## TASK SET
1: In the passage on DTDs and architectural forms, the NAWCAD "TextAuth" architectural form is declared as a subtype of which architectural form?
2: Continue the passage on DTDs and architectural forms from its final sentence.

## DOCUMENT SEGMENT
....................

If the document contains only a dozen characters, it may be more
sensible not to include the font(s) from which they were selected,
and simply to be explicit about the curves that make up each glyph.
If the document contains many characters, a huge efficiency
advantage is gained by including the font and referencing the
glyphs in the font by means of the characters. Similarly, if we
include a DTD with our document, we can, in effect, reference any
number of attributes and their default values simply by uttering an
element's generic identifier (<foo>, in the example above). If we
have a lot of elements in our document, using a DTD offers a big
efficiency advantage. But it's not strictly necessary to use a
DTD.
It should also be noted that it's not strictly necessary to include
a DTD with every document, even if you wish to use one. It's only
necessary that the recipient of your document also have a copy of
the same DTD (or something with equivalent ability to drive the
parsing process) that you intend the document to be used with.
Again, it's exactly like the situation with fonts in PostScript:
you don't have to include the font in a PostScript document if you
know that the recipient's printer has that font already inside it
(or can load it).)
It is also not always necessary to be explicit, even in a DTD, about
all the architectures to which an element conforms, if one
architectural form is already a subtype of another. For example, we
can take advantage of the fact that, in the NAWCAD architecture, the
"TextAuth" architectural form (remember that "architectural form" ==
"element type") is declared in the NAWCAD architecture as a subtype of
the "Creator" architectural form in the "DC" architecture:
Assuming that in the NAWCAD architecture's DTD:
<!ELEMENT TextAuth - - (whatever)>
<!ATTLIST TextAuth
DC NAME #FIXED "Creator"
>
...then every NAWCAD <TextAuth> is by definition also a DC <Creator>.
********************************************************************
********************************************************************
** In the architectural form paradigm, the rule is: An instance **
** of an element that claims conformance to any architectural **
** form may not violate any of the constraints on the **
** architectural form to which it presumably conforms. **
********************************************************************
********************************************************************
(Note: This simple rule helps to dramatize the differences between
W3C Namespaces, as presently constituted, and the architectural
forms paradigm.
* The rule applies to an element's *context*, in that no element
can appear where its architectural context (the architectural
forms of its surrounding elements) would not allow it to appear.
By contrast, the W3C Namespace paradigm does not constrain a
namespace-referencing element's context to make sense in terms of
the architecture's (or, rather, the Namespace's) constraints.

....................

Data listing
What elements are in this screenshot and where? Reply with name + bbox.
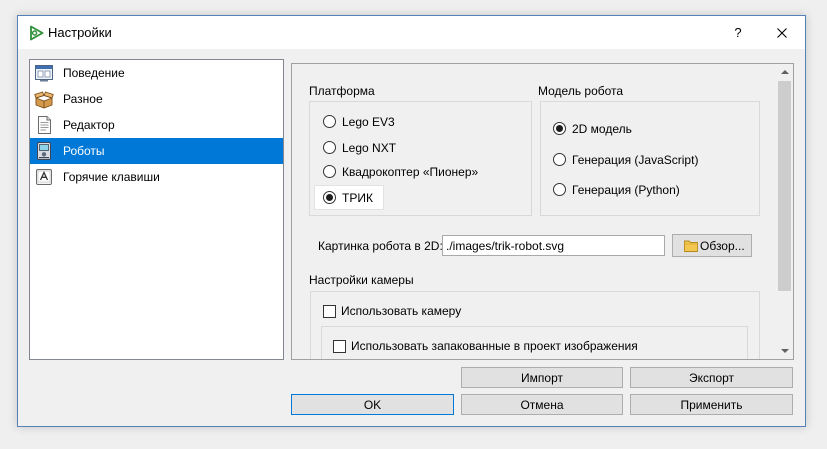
radio-button[interactable] [553,122,566,135]
misc-box-icon [34,91,54,109]
robot-model-group: 2D модель Генерация (JavaScript) Генерац… [540,101,760,216]
sidebar-item-label: Поведение [63,66,125,80]
radio-button[interactable] [553,153,566,166]
ok-button[interactable]: OK [291,394,454,415]
sidebar-item-label: Разное [63,92,103,106]
sidebar-item-label: Редактор [63,118,115,132]
close-button[interactable] [758,16,805,49]
window-title: Настройки [48,25,112,40]
platform-group-title: Платформа [309,84,375,98]
radio-option-lego-ev3[interactable]: Lego EV3 [314,109,406,134]
radio-option-lego-nxt[interactable]: Lego NXT [314,135,407,160]
settings-category-list[interactable]: Поведение Разное Редактор Роботы Горячие… [29,59,284,360]
radio-button[interactable] [323,191,336,204]
use-camera-option[interactable]: Использовать камеру [323,304,461,318]
radio-button[interactable] [553,183,566,196]
use-packed-images-option[interactable]: Использовать запакованные в проект изобр… [333,339,638,353]
radio-label: Квадрокоптер «Пионер» [342,164,479,179]
sidebar-item-label: Роботы [63,144,105,158]
radio-option-generation-javascript[interactable]: Генерация (JavaScript) [544,147,709,172]
app-logo-icon [27,24,45,42]
cancel-button[interactable]: Отмена [461,394,623,415]
radio-option-2d-model[interactable]: 2D модель [544,116,643,141]
use-packed-images-label: Использовать запакованные в проект изобр… [351,339,638,353]
radio-label: 2D модель [572,121,632,136]
robots-settings-page: Платформа Lego EV3 Lego NXT Квадрокоптер… [292,64,776,359]
behaviour-icon [35,65,53,82]
folder-icon [684,240,698,252]
use-camera-label: Использовать камеру [341,304,462,318]
robot-icon [37,142,51,160]
sidebar-item-behaviour[interactable]: Поведение [30,60,283,86]
apply-button[interactable]: Применить [630,394,793,415]
scrollbar-thumb[interactable] [778,81,791,291]
sidebar-item-robots[interactable]: Роботы [30,138,283,164]
browse-button-label: Обзор... [700,238,745,253]
title-bar[interactable]: Настройки ? [18,16,805,49]
radio-label: Lego EV3 [342,114,395,129]
editor-document-icon [38,116,51,134]
radio-option-generation-python[interactable]: Генерация (Python) [544,177,691,202]
vertical-scrollbar[interactable] [776,64,793,359]
export-button[interactable]: Экспорт [630,367,793,388]
sidebar-item-misc[interactable]: Разное [30,86,283,112]
platform-group: Lego EV3 Lego NXT Квадрокоптер «Пионер» … [309,101,532,216]
robot-model-group-title: Модель робота [538,84,624,98]
radio-option-pioneer-quadcopter[interactable]: Квадрокоптер «Пионер» [314,159,489,184]
radio-label: Lego NXT [342,140,397,155]
import-button[interactable]: Импорт [461,367,623,388]
radio-label: Генерация (JavaScript) [572,152,699,167]
sidebar-item-editor[interactable]: Редактор [30,112,283,138]
radio-label: Генерация (Python) [572,182,680,197]
close-icon [776,27,787,38]
camera-settings-title: Настройки камеры [309,273,414,287]
use-camera-checkbox[interactable] [323,304,336,318]
use-packed-images-checkbox[interactable] [333,339,346,353]
radio-button[interactable] [323,115,336,128]
scroll-down-arrow-icon[interactable] [776,342,793,359]
sidebar-item-hotkeys[interactable]: Горячие клавиши [30,164,283,190]
help-button[interactable]: ? [723,16,753,49]
scroll-up-arrow-icon[interactable] [776,64,793,81]
radio-option-trik[interactable]: ТРИК [314,185,384,210]
hotkeys-key-icon [36,169,52,185]
packed-images-group: Использовать запакованные в проект изобр… [321,326,748,359]
settings-dialog: Настройки ? Поведение Разное Редактор Ро… [17,15,806,427]
radio-button[interactable] [323,165,336,178]
browse-button[interactable]: Обзор... [672,234,752,257]
sidebar-item-label: Горячие клавиши [63,170,160,184]
settings-scroll-area[interactable]: Платформа Lego EV3 Lego NXT Квадрокоптер… [291,63,794,360]
camera-settings-group: Использовать камеру Использовать запаков… [310,291,760,359]
robot-image-label: Картинка робота в 2D: [318,239,443,253]
robot-image-path-input[interactable] [442,235,665,256]
radio-label: ТРИК [342,190,373,205]
radio-button[interactable] [323,141,336,154]
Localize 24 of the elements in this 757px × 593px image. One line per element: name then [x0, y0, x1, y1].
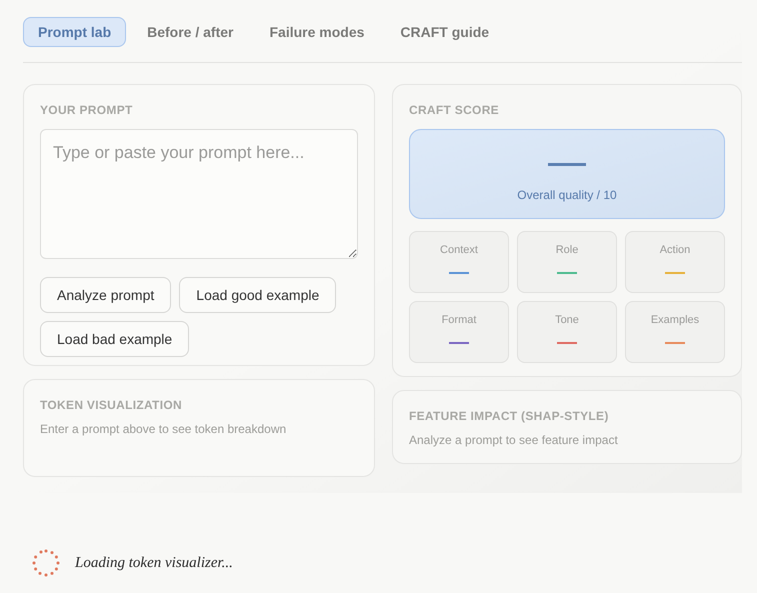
prompt-input-field[interactable]: Type or paste your prompt here... — [40, 129, 358, 259]
tab[interactable]: Before / after — [132, 17, 248, 47]
tab[interactable]: Failure modes — [254, 17, 380, 47]
dimension-label: Action — [660, 243, 690, 258]
panel-title: YOUR PROMPT — [40, 102, 134, 119]
loading-message: Loading token visualizer... — [75, 554, 233, 573]
dimension-label: Examples — [650, 313, 700, 328]
tab[interactable]: Prompt lab — [23, 17, 126, 47]
overall-label: Overall quality / 10 — [517, 187, 617, 204]
dimension-label: Tone — [555, 313, 579, 328]
action-button[interactable]: Load good example — [179, 277, 336, 313]
dimension-label: Format — [442, 313, 476, 328]
empty-message: Enter a prompt above to see token breakdown — [40, 421, 288, 438]
loading-spinner-icon — [32, 549, 60, 577]
empty-message: Analyze a prompt to see feature impact — [409, 432, 619, 449]
dimension-label: Context — [440, 243, 478, 258]
dimension-label: Role — [556, 243, 578, 258]
panel-title: FEATURE IMPACT (SHAP-STYLE) — [409, 408, 610, 425]
score-dash — [548, 163, 586, 166]
tab[interactable]: CRAFT guide — [385, 17, 504, 47]
panel-title: CRAFT SCORE — [409, 102, 500, 119]
panel-title: TOKEN VISUALIZATION — [40, 397, 183, 414]
action-button[interactable]: Analyze prompt — [40, 277, 172, 313]
action-button[interactable]: Load bad example — [40, 321, 190, 357]
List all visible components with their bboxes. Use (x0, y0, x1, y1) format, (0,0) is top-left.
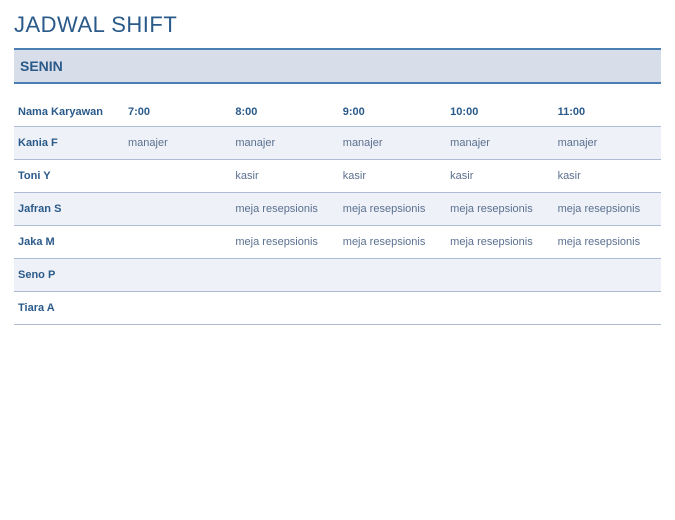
col-time: 9:00 (339, 98, 446, 127)
shift-cell (231, 292, 338, 325)
employee-name: Toni Y (14, 160, 124, 193)
shift-cell: kasir (554, 160, 661, 193)
shift-cell: manajer (124, 127, 231, 160)
shift-cell: meja resepsionis (554, 226, 661, 259)
employee-name: Jaka M (14, 226, 124, 259)
schedule-document: JADWAL SHIFT SENIN Nama Karyawan 7:00 8:… (0, 0, 675, 337)
shift-cell: meja resepsionis (554, 193, 661, 226)
employee-name: Tiara A (14, 292, 124, 325)
day-header: SENIN (14, 48, 661, 84)
day-label: SENIN (20, 58, 655, 74)
shift-cell: kasir (231, 160, 338, 193)
col-name: Nama Karyawan (14, 98, 124, 127)
table-header-row: Nama Karyawan 7:00 8:00 9:00 10:00 11:00 (14, 98, 661, 127)
employee-name: Seno P (14, 259, 124, 292)
table-row: Kania F manajer manajer manajer manajer … (14, 127, 661, 160)
shift-cell: manajer (446, 127, 553, 160)
shift-cell (124, 259, 231, 292)
col-time: 11:00 (554, 98, 661, 127)
shift-cell: kasir (339, 160, 446, 193)
table-row: Seno P (14, 259, 661, 292)
shift-cell: manajer (339, 127, 446, 160)
shift-cell: manajer (554, 127, 661, 160)
col-time: 8:00 (231, 98, 338, 127)
shift-cell: meja resepsionis (231, 226, 338, 259)
col-time: 7:00 (124, 98, 231, 127)
shift-cell: meja resepsionis (446, 226, 553, 259)
table-row: Toni Y kasir kasir kasir kasir (14, 160, 661, 193)
shift-cell: meja resepsionis (446, 193, 553, 226)
page-title: JADWAL SHIFT (14, 12, 661, 38)
shift-cell (231, 259, 338, 292)
shift-cell (554, 259, 661, 292)
employee-name: Jafran S (14, 193, 124, 226)
shift-cell (446, 259, 553, 292)
shift-cell: kasir (446, 160, 553, 193)
shift-cell (339, 259, 446, 292)
employee-name: Kania F (14, 127, 124, 160)
table-row: Tiara A (14, 292, 661, 325)
shift-cell (554, 292, 661, 325)
col-time: 10:00 (446, 98, 553, 127)
shift-cell: meja resepsionis (339, 193, 446, 226)
shift-cell: meja resepsionis (231, 193, 338, 226)
table-row: Jaka M meja resepsionis meja resepsionis… (14, 226, 661, 259)
shift-cell (124, 193, 231, 226)
shift-table: Nama Karyawan 7:00 8:00 9:00 10:00 11:00… (14, 98, 661, 325)
shift-cell (446, 292, 553, 325)
shift-cell: manajer (231, 127, 338, 160)
shift-cell (124, 226, 231, 259)
table-row: Jafran S meja resepsionis meja resepsion… (14, 193, 661, 226)
shift-cell (339, 292, 446, 325)
shift-cell (124, 160, 231, 193)
shift-cell (124, 292, 231, 325)
shift-cell: meja resepsionis (339, 226, 446, 259)
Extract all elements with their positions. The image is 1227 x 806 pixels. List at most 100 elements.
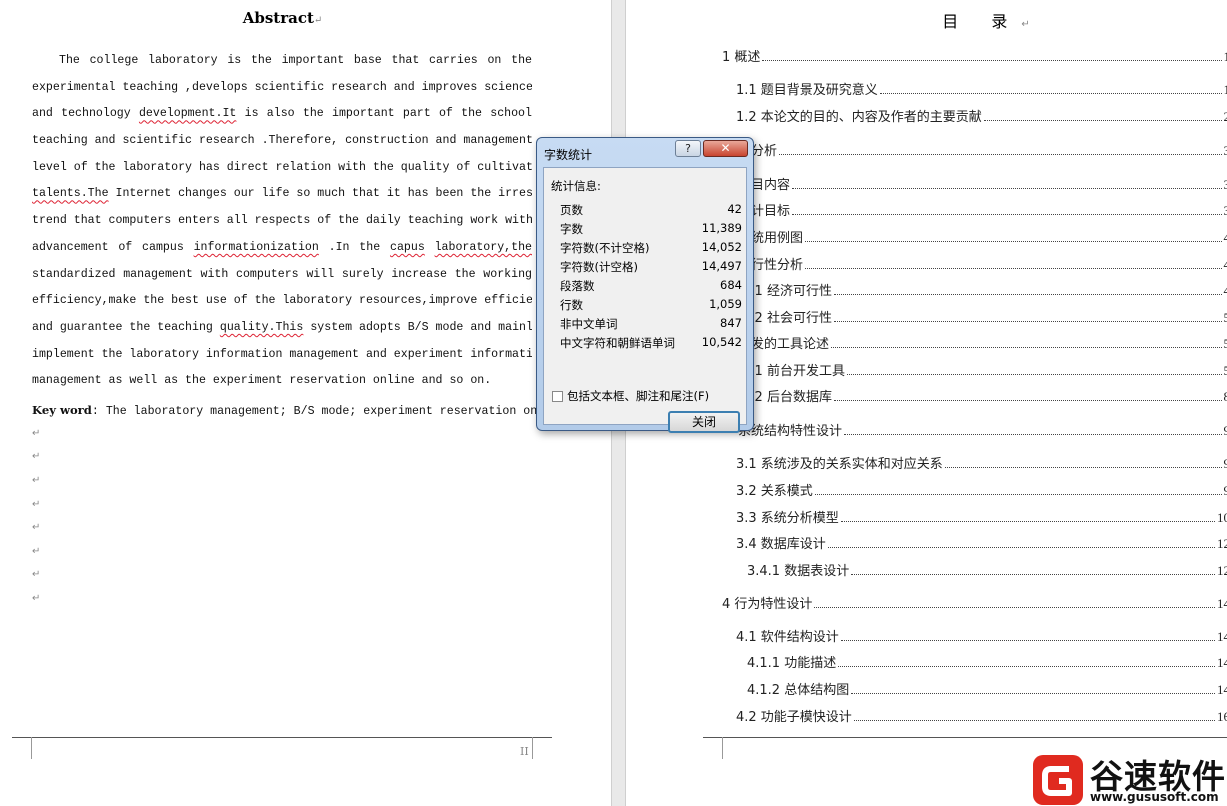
toc-entry-page: 8 — [1223, 389, 1227, 404]
toc-entry[interactable]: 3.1 系统涉及的关系实体和对应关系 9 — [736, 454, 1227, 472]
toc-entry-text: 4.1.2 总体结构图 — [747, 683, 850, 698]
toc-entry[interactable]: 项目内容 3 — [738, 175, 1227, 193]
close-x-button[interactable]: ✕ — [703, 140, 748, 157]
toc-entry-text: 1.1 题目背景及研究意义 — [736, 83, 878, 98]
toc-leader-dots — [944, 467, 1222, 468]
toc-entry[interactable]: .4.2 社会可行性 5 — [738, 308, 1227, 326]
abstract-line: The college laboratory is the important … — [59, 54, 532, 67]
toc-entry[interactable]: 3.3 系统分析模型 10 — [736, 508, 1227, 526]
margin-corner-mark — [700, 737, 723, 759]
margin-corner-mark — [532, 737, 555, 759]
include-textboxes-option[interactable]: 包括文本框、脚注和尾注(F) — [552, 388, 709, 404]
stat-label: 字符数(计空格) — [560, 260, 638, 274]
toc-entry[interactable]: 3.2 关系模式 9 — [736, 481, 1227, 499]
help-button[interactable]: ? — [675, 140, 701, 157]
paragraph-mark: ↵ — [32, 593, 41, 604]
toc-entry-text: .5.1 前台开发工具 — [738, 364, 845, 379]
toc-entry[interactable]: 系统用例图 4 — [738, 228, 1227, 246]
toc-leader-dots — [833, 400, 1222, 401]
stat-value: 1,059 — [709, 297, 742, 311]
toc-entry[interactable]: 1.1 题目背景及研究意义 1 — [736, 80, 1227, 98]
dialog-body: 统计信息: 页数 42 字数 11,389 字符数(不计空格) 14,052 字符数(… — [543, 167, 747, 433]
toc-entry[interactable]: 可行性分析 4 — [738, 255, 1227, 273]
toc-entry-page: 3 — [1223, 177, 1227, 192]
toc-leader-dots — [833, 294, 1222, 295]
toc-leader-dots — [840, 521, 1215, 522]
toc-leader-dots — [840, 640, 1215, 641]
toc-entry[interactable]: 1 概述 1 — [722, 47, 1227, 65]
abstract-line: level of the laboratory has direct relat… — [32, 160, 532, 174]
toc-entry-page: 5 — [1223, 336, 1227, 351]
close-button[interactable]: 关闭 — [668, 411, 740, 433]
toc-leader-dots — [853, 720, 1215, 721]
stat-value: 11,389 — [701, 221, 742, 235]
toc-entry[interactable]: 开发的工具论述 5 — [738, 334, 1227, 352]
paragraph-mark: ↵ — [32, 499, 41, 510]
toc-entry-page: 3 — [1223, 203, 1227, 218]
toc-entry[interactable]: .4.1 经济可行性 4 — [738, 281, 1227, 299]
toc-entry-text: 1 概述 — [722, 50, 761, 65]
toc-entry-text: 3.2 关系模式 — [736, 484, 813, 499]
toc-entry[interactable]: 4.1.2 总体结构图 14 — [747, 680, 1227, 698]
stat-row-non-chinese-words: 非中文单词 847 — [560, 314, 742, 333]
toc-entry-text: 3.3 系统分析模型 — [736, 511, 839, 526]
toc-entry[interactable]: .5.1 前台开发工具 5 — [738, 361, 1227, 379]
toc-leader-dots — [833, 321, 1222, 322]
toc-entry-page: 10 — [1217, 510, 1227, 525]
stat-row-paragraphs: 段落数 684 — [560, 276, 742, 295]
toc-leader-dots — [846, 374, 1222, 375]
paragraph-mark: ↵ — [32, 546, 41, 557]
toc-entry-page: 14 — [1217, 596, 1227, 611]
toc-entry-page: 12 — [1217, 536, 1227, 551]
abstract-line: advancement of campus informationization… — [32, 240, 532, 254]
abstract-line: efficiency,make the best use of the labo… — [32, 294, 532, 308]
toc-entry[interactable]: 3.4 数据库设计 12 — [736, 534, 1227, 552]
stat-label: 中文字符和朝鲜语单词 — [560, 336, 675, 350]
abstract-line: implement the laboratory information man… — [32, 347, 532, 361]
toc-entry-page: 4 — [1223, 257, 1227, 272]
toc-entry-text: 4 行为特性设计 — [722, 597, 813, 612]
dialog-title: 字数统计 — [544, 148, 593, 162]
toc-entry[interactable]: .5.2 后台数据库 8 — [738, 387, 1227, 405]
toc-entry-page: 4 — [1223, 283, 1227, 298]
toc-leader-dots — [792, 214, 1222, 215]
include-textboxes-checkbox[interactable] — [552, 391, 563, 402]
toc-entry[interactable]: 4 行为特性设计 14 — [722, 594, 1227, 612]
stat-row-chars-no-spaces: 字符数(不计空格) 14,052 — [560, 238, 742, 257]
abstract-line: standardized management with computers w… — [32, 267, 532, 281]
stat-value: 42 — [727, 202, 742, 216]
toc-entry[interactable]: 4.1 软件结构设计 14 — [736, 627, 1227, 645]
toc-entry[interactable]: 4.2 功能子模快设计 16 — [736, 707, 1227, 725]
toc-entry[interactable]: 求分析 3 — [738, 141, 1227, 159]
stat-label: 非中文单词 — [560, 317, 618, 331]
toc-entry[interactable]: 设计目标 3 — [738, 201, 1227, 219]
abstract-line: experimental teaching ,develops scientif… — [32, 80, 532, 94]
toc-entry[interactable]: 3.4.1 数据表设计 12 — [747, 561, 1227, 579]
stat-row-words: 字数 11,389 — [560, 219, 742, 238]
toc-leader-dots — [879, 93, 1222, 94]
page-abstract: Abstract↵ The college laboratory is the … — [0, 0, 611, 806]
toc-entry-page: 4 — [1223, 230, 1227, 245]
toc-entry-page: 1 — [1223, 49, 1227, 64]
toc-leader-dots — [779, 154, 1222, 155]
stat-label: 行数 — [560, 298, 583, 312]
toc-leader-dots — [831, 347, 1222, 348]
paragraph-mark: ↵ — [32, 522, 41, 533]
toc-entry-text: 4.1.1 功能描述 — [747, 656, 837, 671]
toc-entry[interactable]: 系统结构特性设计 9 — [738, 421, 1227, 439]
footer-rule — [703, 737, 1227, 738]
word-document-view: Abstract↵ The college laboratory is the … — [0, 0, 1227, 806]
abstract-line: and guarantee the teaching quality.This … — [32, 320, 532, 334]
keyword-label: Key word — [32, 403, 92, 417]
toc-entry[interactable]: 4.1.1 功能描述 14 — [747, 653, 1227, 671]
abstract-line: teaching and scientific research .Theref… — [32, 134, 532, 148]
abstract-line: management as well as the experiment res… — [32, 374, 492, 388]
toc-entry[interactable]: 1.2 本论文的目的、内容及作者的主要贡献 2 — [736, 107, 1227, 125]
paragraph-mark: ↵ — [32, 475, 41, 486]
abstract-paragraph: The college laboratory is the important … — [32, 48, 532, 395]
toc-entry-page: 9 — [1223, 483, 1227, 498]
toc-entry-page: 3 — [1223, 143, 1227, 158]
stat-label: 段落数 — [560, 279, 595, 293]
toc-leader-dots — [838, 666, 1215, 667]
toc-entry-page: 5 — [1223, 310, 1227, 325]
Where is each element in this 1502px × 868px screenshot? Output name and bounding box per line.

....................

## SOLVED TASKS
1: The "Creator" architectural form in the "DC" architecture.

2:
* The rule applies to an element's *content,* in that no
architectural elements can appear inside it unless those
architectural elements are permitted by the architecture. Again,
in the Namespace paradigm, no such constraints are placed on
namespace-referencing element types.
(Note: the above are two aspects of the same idea: that an
element's content must be consistent with all of the
architectural to which it declares conformance. If you have
guessed by now that the document element must always conform to
the architectural forms of the document elements of all the
architectures used in the document, you guessed correctly.)
* The rule also applies to the element's *attributes,* in that any
attributes that are required by the architecture must be present
in the element instance, and if they are not required and not
present, they are assumed to have their architecturally-defined
default values and/or #IMPLIED effects on applications of that
architecture. If there are attributes present that do not appear
in the architecture, they are ignored. The presence of such
non-architecturally-defined attributes is regarded as implying
additional constraints, but not as violating any existing
constraints. No architecture has the authority to prevent
additional, non-architectural attributes from appearing on
elements. From each architecture's perspective, the attributes
that are present but not defined by the given architecture are
invisible.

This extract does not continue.